◆ Task material:
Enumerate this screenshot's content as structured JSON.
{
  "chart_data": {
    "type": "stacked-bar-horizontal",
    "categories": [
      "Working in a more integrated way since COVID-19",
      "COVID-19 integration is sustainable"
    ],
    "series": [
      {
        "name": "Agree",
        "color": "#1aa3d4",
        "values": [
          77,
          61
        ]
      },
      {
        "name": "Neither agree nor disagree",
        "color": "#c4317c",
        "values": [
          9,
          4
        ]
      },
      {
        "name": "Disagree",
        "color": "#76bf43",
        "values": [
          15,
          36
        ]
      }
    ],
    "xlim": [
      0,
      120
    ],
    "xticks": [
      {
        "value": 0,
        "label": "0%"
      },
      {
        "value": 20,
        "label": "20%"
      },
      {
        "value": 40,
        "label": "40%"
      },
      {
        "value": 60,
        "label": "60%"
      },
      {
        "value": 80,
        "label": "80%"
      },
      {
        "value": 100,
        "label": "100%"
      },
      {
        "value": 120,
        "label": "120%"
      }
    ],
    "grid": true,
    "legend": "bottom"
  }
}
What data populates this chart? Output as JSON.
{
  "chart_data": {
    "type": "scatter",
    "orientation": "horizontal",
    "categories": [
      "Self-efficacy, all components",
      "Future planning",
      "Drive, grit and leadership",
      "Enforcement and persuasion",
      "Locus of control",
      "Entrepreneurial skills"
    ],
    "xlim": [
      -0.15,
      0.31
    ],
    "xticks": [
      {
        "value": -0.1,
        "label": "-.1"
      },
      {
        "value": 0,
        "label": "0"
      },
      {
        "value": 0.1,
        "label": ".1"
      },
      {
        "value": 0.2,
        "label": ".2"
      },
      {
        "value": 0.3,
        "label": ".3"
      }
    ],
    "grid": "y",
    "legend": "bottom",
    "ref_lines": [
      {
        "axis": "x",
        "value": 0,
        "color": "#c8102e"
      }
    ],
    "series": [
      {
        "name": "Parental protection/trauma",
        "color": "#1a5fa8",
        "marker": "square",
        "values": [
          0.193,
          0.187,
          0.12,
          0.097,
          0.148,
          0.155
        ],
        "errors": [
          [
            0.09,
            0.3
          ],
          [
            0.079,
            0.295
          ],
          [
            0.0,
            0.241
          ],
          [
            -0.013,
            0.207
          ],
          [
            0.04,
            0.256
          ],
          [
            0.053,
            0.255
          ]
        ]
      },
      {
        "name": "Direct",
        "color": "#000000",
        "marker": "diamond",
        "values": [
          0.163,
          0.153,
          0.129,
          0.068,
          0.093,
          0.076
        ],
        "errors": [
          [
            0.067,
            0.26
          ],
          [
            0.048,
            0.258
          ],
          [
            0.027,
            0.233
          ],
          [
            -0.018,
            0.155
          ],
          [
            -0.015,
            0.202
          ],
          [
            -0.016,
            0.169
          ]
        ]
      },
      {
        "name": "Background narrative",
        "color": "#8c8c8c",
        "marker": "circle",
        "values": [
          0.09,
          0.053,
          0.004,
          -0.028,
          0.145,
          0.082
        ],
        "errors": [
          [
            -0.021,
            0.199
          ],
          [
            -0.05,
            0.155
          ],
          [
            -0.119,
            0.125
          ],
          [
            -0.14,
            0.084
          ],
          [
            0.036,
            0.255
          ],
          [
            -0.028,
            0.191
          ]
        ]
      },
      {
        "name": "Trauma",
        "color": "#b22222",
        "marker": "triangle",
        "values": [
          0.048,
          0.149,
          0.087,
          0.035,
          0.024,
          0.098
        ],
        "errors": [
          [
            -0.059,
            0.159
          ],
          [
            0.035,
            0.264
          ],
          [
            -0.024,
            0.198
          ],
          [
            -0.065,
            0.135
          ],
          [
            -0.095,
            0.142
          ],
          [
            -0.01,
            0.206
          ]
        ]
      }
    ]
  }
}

◆ Given request:
Copy out each line exactly as written.

◆ Final result:
Enumerate this screenshot's content as structured JSON.
{
  "chart_data": {
    "type": "stacked-bar-horizontal",
    "categories": [
      "Working in a more integrated way since COVID-19",
      "COVID-19 integration is sustainable"
    ],
    "series": [
      {
        "name": "Agree",
        "color": "#1aa3d4",
        "values": [
          77,
          61
        ]
      },
      {
        "name": "Neither agree nor disagree",
        "color": "#c4317c",
        "values": [
          9,
          4
        ]
      },
      {
        "name": "Disagree",
        "color": "#76bf43",
        "values": [
          15,
          36
        ]
      }
    ],
    "xlim": [
      0,
      120
    ],
    "xticks": [
      {
        "value": 0,
        "label": "0%"
      },
      {
        "value": 20,
        "label": "20%"
      },
      {
        "value": 40,
        "label": "40%"
      },
      {
        "value": 60,
        "label": "60%"
      },
      {
        "value": 80,
        "label": "80%"
      },
      {
        "value": 100,
        "label": "100%"
      },
      {
        "value": 120,
        "label": "120%"
      }
    ],
    "grid": true,
    "legend": "bottom"
  }
}
What data populates this chart? Output as JSON.
{
  "chart_data": {
    "type": "scatter",
    "orientation": "horizontal",
    "categories": [
      "Self-efficacy, all components",
      "Future planning",
      "Drive, grit and leadership",
      "Enforcement and persuasion",
      "Locus of control",
      "Entrepreneurial skills"
    ],
    "xlim": [
      -0.15,
      0.31
    ],
    "xticks": [
      {
        "value": -0.1,
        "label": "-.1"
      },
      {
        "value": 0,
        "label": "0"
      },
      {
        "value": 0.1,
        "label": ".1"
      },
      {
        "value": 0.2,
        "label": ".2"
      },
      {
        "value": 0.3,
        "label": ".3"
      }
    ],
    "grid": "y",
    "legend": "bottom",
    "ref_lines": [
      {
        "axis": "x",
        "value": 0,
        "color": "#c8102e"
      }
    ],
    "series": [
      {
        "name": "Parental protection/trauma",
        "color": "#1a5fa8",
        "marker": "square",
        "values": [
          0.193,
          0.187,
          0.12,
          0.097,
          0.148,
          0.155
        ],
        "errors": [
          [
            0.09,
            0.3
          ],
          [
            0.079,
            0.295
          ],
          [
            0.0,
            0.241
          ],
          [
            -0.013,
            0.207
          ],
          [
            0.04,
            0.256
          ],
          [
            0.053,
            0.255
          ]
        ]
      },
      {
        "name": "Direct",
        "color": "#000000",
        "marker": "diamond",
        "values": [
          0.163,
          0.153,
          0.129,
          0.068,
          0.093,
          0.076
        ],
        "errors": [
          [
            0.067,
            0.26
          ],
          [
            0.048,
            0.258
          ],
          [
            0.027,
            0.233
          ],
          [
            -0.018,
            0.155
          ],
          [
            -0.015,
            0.202
          ],
          [
            -0.016,
            0.169
          ]
        ]
      },
      {
        "name": "Background narrative",
        "color": "#8c8c8c",
        "marker": "circle",
        "values": [
          0.09,
          0.053,
          0.004,
          -0.028,
          0.145,
          0.082
        ],
        "errors": [
          [
            -0.021,
            0.199
          ],
          [
            -0.05,
            0.155
          ],
          [
            -0.119,
            0.125
          ],
          [
            -0.14,
            0.084
          ],
          [
            0.036,
            0.255
          ],
          [
            -0.028,
            0.191
          ]
        ]
      },
      {
        "name": "Trauma",
        "color": "#b22222",
        "marker": "triangle",
        "values": [
          0.048,
          0.149,
          0.087,
          0.035,
          0.024,
          0.098
        ],
        "errors": [
          [
            -0.059,
            0.159
          ],
          [
            0.035,
            0.264
          ],
          [
            -0.024,
            0.198
          ],
          [
            -0.065,
            0.135
          ],
          [
            -0.095,
            0.142
          ],
          [
            -0.01,
            0.206
          ]
        ]
      }
    ]
  }
}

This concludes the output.